▶ [Task details] Please turn each of the records below into a numbered list of its lines, leaving out blank lines and any pictures.
--- Start ---
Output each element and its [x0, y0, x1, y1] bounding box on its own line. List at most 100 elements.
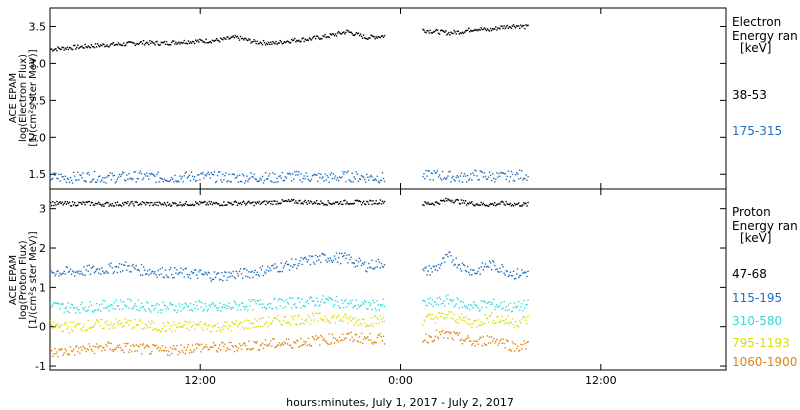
proton-ylabel-line-3: [1/(cm²s ster MeV)]	[28, 231, 39, 328]
point-proton-4-0-94	[148, 346, 150, 348]
point-proton-2-0-140	[196, 304, 198, 307]
point-proton-4-0-277	[338, 336, 341, 338]
point-proton-1-0-199	[257, 274, 259, 276]
point-electron-1-1-49	[473, 174, 475, 177]
point-proton-4-1-71	[496, 338, 498, 341]
point-proton-2-0-154	[210, 303, 213, 306]
point-electron-1-0-162	[219, 171, 221, 173]
point-proton-2-1-72	[497, 306, 499, 309]
point-proton-3-0-118	[173, 321, 175, 323]
point-electron-0-0-32	[83, 47, 85, 49]
point-electron-0-0-15	[65, 48, 68, 50]
point-proton-3-0-172	[229, 325, 231, 328]
point-proton-0-0-101	[155, 204, 157, 206]
point-proton-2-0-149	[205, 305, 207, 308]
point-proton-3-1-50	[474, 319, 476, 322]
point-proton-4-1-18	[440, 331, 443, 333]
point-proton-1-0-302	[365, 270, 367, 272]
point-proton-1-0-80	[133, 266, 135, 269]
point-proton-4-0-188	[246, 348, 248, 351]
point-proton-4-0-176	[233, 350, 236, 353]
point-proton-4-0-189	[247, 348, 249, 350]
point-proton-2-0-241	[301, 298, 303, 300]
point-proton-3-0-23	[73, 325, 76, 328]
point-proton-3-0-241	[301, 318, 303, 320]
point-proton-2-0-315	[378, 309, 381, 311]
point-proton-0-1-15	[437, 202, 440, 205]
point-proton-0-0-98	[152, 204, 154, 207]
point-proton-2-0-24	[75, 312, 77, 314]
point-proton-1-0-258	[319, 255, 321, 257]
point-electron-0-0-141	[197, 39, 199, 41]
point-electron-0-0-119	[174, 43, 176, 45]
point-electron-1-0-86	[139, 170, 142, 172]
point-proton-0-0-193	[251, 201, 253, 204]
point-electron-0-1-35	[458, 33, 461, 35]
point-electron-0-0-316	[379, 36, 382, 39]
point-proton-1-0-103	[157, 269, 159, 272]
point-proton-0-0-250	[310, 201, 313, 203]
point-electron-0-1-79	[504, 27, 506, 30]
point-electron-1-0-60	[112, 175, 114, 177]
point-proton-3-0-174	[231, 321, 233, 323]
point-proton-0-0-144	[200, 202, 202, 204]
point-proton-4-0-274	[335, 339, 338, 342]
point-electron-0-0-310	[373, 35, 375, 38]
point-proton-2-0-207	[265, 307, 268, 309]
point-proton-2-0-195	[253, 298, 255, 301]
point-electron-1-0-120	[175, 180, 177, 182]
point-proton-0-0-99	[153, 203, 155, 206]
point-electron-1-1-14	[436, 169, 439, 172]
point-proton-0-0-118	[173, 202, 175, 205]
point-proton-1-1-13	[435, 265, 438, 267]
point-electron-1-0-209	[268, 175, 270, 177]
point-proton-4-0-219	[278, 342, 280, 344]
point-proton-0-0-207	[265, 200, 268, 203]
point-electron-0-0-66	[118, 43, 121, 46]
point-proton-4-1-58	[482, 335, 485, 338]
point-proton-1-0-173	[230, 272, 232, 275]
point-proton-4-0-221	[280, 343, 282, 346]
point-electron-1-0-47	[99, 175, 101, 177]
point-proton-1-0-74	[127, 265, 129, 267]
point-electron-1-1-92	[518, 178, 520, 180]
point-proton-0-0-50	[102, 203, 104, 206]
point-electron-1-0-124	[179, 175, 181, 177]
point-proton-1-0-171	[228, 271, 230, 273]
point-electron-0-0-125	[180, 41, 182, 44]
y-tick-label-electron-0: 1.5	[29, 168, 47, 181]
point-proton-0-0-241	[301, 202, 303, 204]
point-proton-2-0-320	[383, 305, 386, 308]
point-proton-1-0-313	[376, 266, 378, 268]
point-electron-0-0-99	[153, 42, 155, 44]
point-proton-1-0-31	[82, 274, 84, 276]
point-proton-0-1-52	[476, 203, 478, 205]
point-proton-1-1-101	[527, 270, 529, 272]
point-proton-4-1-10	[432, 340, 435, 343]
point-proton-4-1-5	[427, 342, 429, 344]
point-proton-3-0-169	[226, 321, 228, 323]
point-proton-1-0-264	[325, 259, 327, 262]
point-electron-0-1-71	[496, 29, 498, 31]
point-proton-0-0-39	[90, 201, 93, 204]
point-proton-1-0-265	[326, 261, 328, 263]
point-proton-4-0-149	[205, 344, 207, 346]
point-electron-1-0-250	[310, 178, 313, 181]
point-proton-4-0-55	[107, 341, 109, 343]
point-proton-2-0-98	[152, 304, 154, 307]
point-electron-1-1-2	[424, 177, 426, 180]
point-proton-3-0-298	[360, 324, 363, 326]
point-proton-4-0-16	[66, 353, 69, 355]
point-proton-1-0-148	[204, 271, 206, 273]
point-proton-0-0-164	[221, 204, 223, 206]
point-proton-2-1-13	[435, 303, 438, 305]
point-electron-0-0-61	[113, 44, 116, 47]
point-proton-2-0-101	[155, 304, 157, 306]
point-electron-0-0-25	[76, 46, 78, 49]
point-proton-3-0-8	[58, 326, 60, 329]
point-electron-0-1-92	[518, 25, 520, 27]
point-proton-1-1-82	[507, 275, 509, 278]
point-proton-3-0-303	[366, 324, 368, 326]
point-electron-1-0-203	[261, 175, 264, 178]
point-proton-1-0-72	[125, 261, 127, 263]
--- End ---
▶ [Reply]
1. Output each element and its [x0, y0, x1, y1] bounding box on its own line. List at most 100 elements.
2. proton-ylabel-line-3: [1/(cm²s ster MeV)]	[28, 231, 39, 328]
3. point-proton-4-0-94	[148, 346, 150, 348]
4. point-proton-2-0-140	[196, 304, 198, 307]
5. point-proton-4-0-277	[338, 336, 341, 338]
6. point-proton-1-0-199	[257, 274, 259, 276]
7. point-electron-1-1-49	[473, 174, 475, 177]
8. point-proton-4-1-71	[496, 338, 498, 341]
9. point-proton-2-0-154	[210, 303, 213, 306]
10. point-electron-1-0-162	[219, 171, 221, 173]
11. point-proton-2-1-72	[497, 306, 499, 309]
12. point-proton-3-0-118	[173, 321, 175, 323]
13. point-electron-0-0-32	[83, 47, 85, 49]
14. point-electron-0-0-15	[65, 48, 68, 50]
15. point-proton-3-0-172	[229, 325, 231, 328]
16. point-proton-0-0-101	[155, 204, 157, 206]
17. point-proton-2-0-149	[205, 305, 207, 308]
18. point-proton-3-1-50	[474, 319, 476, 322]
19. point-proton-4-1-18	[440, 331, 443, 333]
20. point-proton-1-0-302	[365, 270, 367, 272]
21. point-proton-1-0-80	[133, 266, 135, 269]
22. point-proton-4-0-188	[246, 348, 248, 351]
23. point-proton-4-0-176	[233, 350, 236, 353]
24. point-proton-4-0-189	[247, 348, 249, 350]
25. point-proton-2-0-241	[301, 298, 303, 300]
26. point-proton-3-0-23	[73, 325, 76, 328]
27. point-proton-3-0-241	[301, 318, 303, 320]
28. point-proton-2-0-315	[378, 309, 381, 311]
29. point-proton-0-1-15	[437, 202, 440, 205]
30. point-proton-0-0-98	[152, 204, 154, 207]
31. point-proton-2-0-24	[75, 312, 77, 314]
32. point-proton-1-0-258	[319, 255, 321, 257]
33. point-electron-0-0-141	[197, 39, 199, 41]
34. point-electron-0-0-119	[174, 43, 176, 45]
35. point-electron-1-0-86	[139, 170, 142, 172]
36. point-proton-0-0-193	[251, 201, 253, 204]
37. point-electron-0-1-35	[458, 33, 461, 35]
38. point-electron-0-0-316	[379, 36, 382, 39]
39. point-proton-1-0-103	[157, 269, 159, 272]
40. point-proton-0-0-250	[310, 201, 313, 203]
41. point-electron-0-1-79	[504, 27, 506, 30]
42. point-electron-1-0-60	[112, 175, 114, 177]
43. point-proton-3-0-174	[231, 321, 233, 323]
44. point-proton-0-0-144	[200, 202, 202, 204]
45. point-proton-4-0-274	[335, 339, 338, 342]
46. point-electron-0-0-310	[373, 35, 375, 38]
47. point-proton-2-0-207	[265, 307, 268, 309]
48. point-proton-2-0-195	[253, 298, 255, 301]
49. point-electron-1-0-120	[175, 180, 177, 182]
50. point-proton-0-0-99	[153, 203, 155, 206]
51. point-electron-1-1-14	[436, 169, 439, 172]
52. point-proton-0-0-118	[173, 202, 175, 205]
53. point-proton-1-1-13	[435, 265, 438, 267]
54. point-electron-1-0-209	[268, 175, 270, 177]
55. point-proton-4-0-219	[278, 342, 280, 344]
56. point-proton-0-0-207	[265, 200, 268, 203]
57. point-electron-0-0-66	[118, 43, 121, 46]
58. point-proton-4-1-58	[482, 335, 485, 338]
59. point-proton-1-0-173	[230, 272, 232, 275]
60. point-proton-4-0-221	[280, 343, 282, 346]
61. point-electron-1-0-47	[99, 175, 101, 177]
62. point-proton-1-0-74	[127, 265, 129, 267]
63. point-electron-1-1-92	[518, 178, 520, 180]
64. point-proton-0-0-50	[102, 203, 104, 206]
65. point-electron-1-0-124	[179, 175, 181, 177]
66. point-proton-1-0-171	[228, 271, 230, 273]
67. point-electron-0-0-125	[180, 41, 182, 44]
68. y-tick-label-electron-0: 1.5	[29, 168, 47, 181]
69. point-proton-0-0-241	[301, 202, 303, 204]
70. point-proton-2-0-320	[383, 305, 386, 308]
71. point-proton-1-0-313	[376, 266, 378, 268]
72. point-electron-0-0-99	[153, 42, 155, 44]
73. point-proton-1-0-31	[82, 274, 84, 276]
74. point-proton-0-1-52	[476, 203, 478, 205]
75. point-proton-1-1-101	[527, 270, 529, 272]
76. point-proton-4-1-10	[432, 340, 435, 343]
77. point-proton-4-1-5	[427, 342, 429, 344]
78. point-proton-3-0-169	[226, 321, 228, 323]
79. point-proton-1-0-264	[325, 259, 327, 262]
80. point-electron-0-1-71	[496, 29, 498, 31]
81. point-proton-0-0-39	[90, 201, 93, 204]
82. point-proton-1-0-265	[326, 261, 328, 263]
83. point-proton-4-0-149	[205, 344, 207, 346]
84. point-electron-1-0-250	[310, 178, 313, 181]
85. point-proton-4-0-55	[107, 341, 109, 343]
86. point-proton-2-0-98	[152, 304, 154, 307]
87. point-electron-1-1-2	[424, 177, 426, 180]
88. point-proton-3-0-298	[360, 324, 363, 326]
89. point-proton-4-0-16	[66, 353, 69, 355]
90. point-proton-1-0-148	[204, 271, 206, 273]
91. point-proton-0-0-164	[221, 204, 223, 206]
92. point-proton-2-1-13	[435, 303, 438, 305]
93. point-electron-0-0-61	[113, 44, 116, 47]
94. point-proton-2-0-101	[155, 304, 157, 306]
95. point-electron-0-0-25	[76, 46, 78, 49]
96. point-proton-3-0-8	[58, 326, 60, 329]
97. point-electron-0-1-92	[518, 25, 520, 27]
98. point-proton-1-1-82	[507, 275, 509, 278]
99. point-proton-3-0-303	[366, 324, 368, 326]
100. point-electron-1-0-203	[261, 175, 264, 178]
101. point-proton-1-0-72	[125, 261, 127, 263]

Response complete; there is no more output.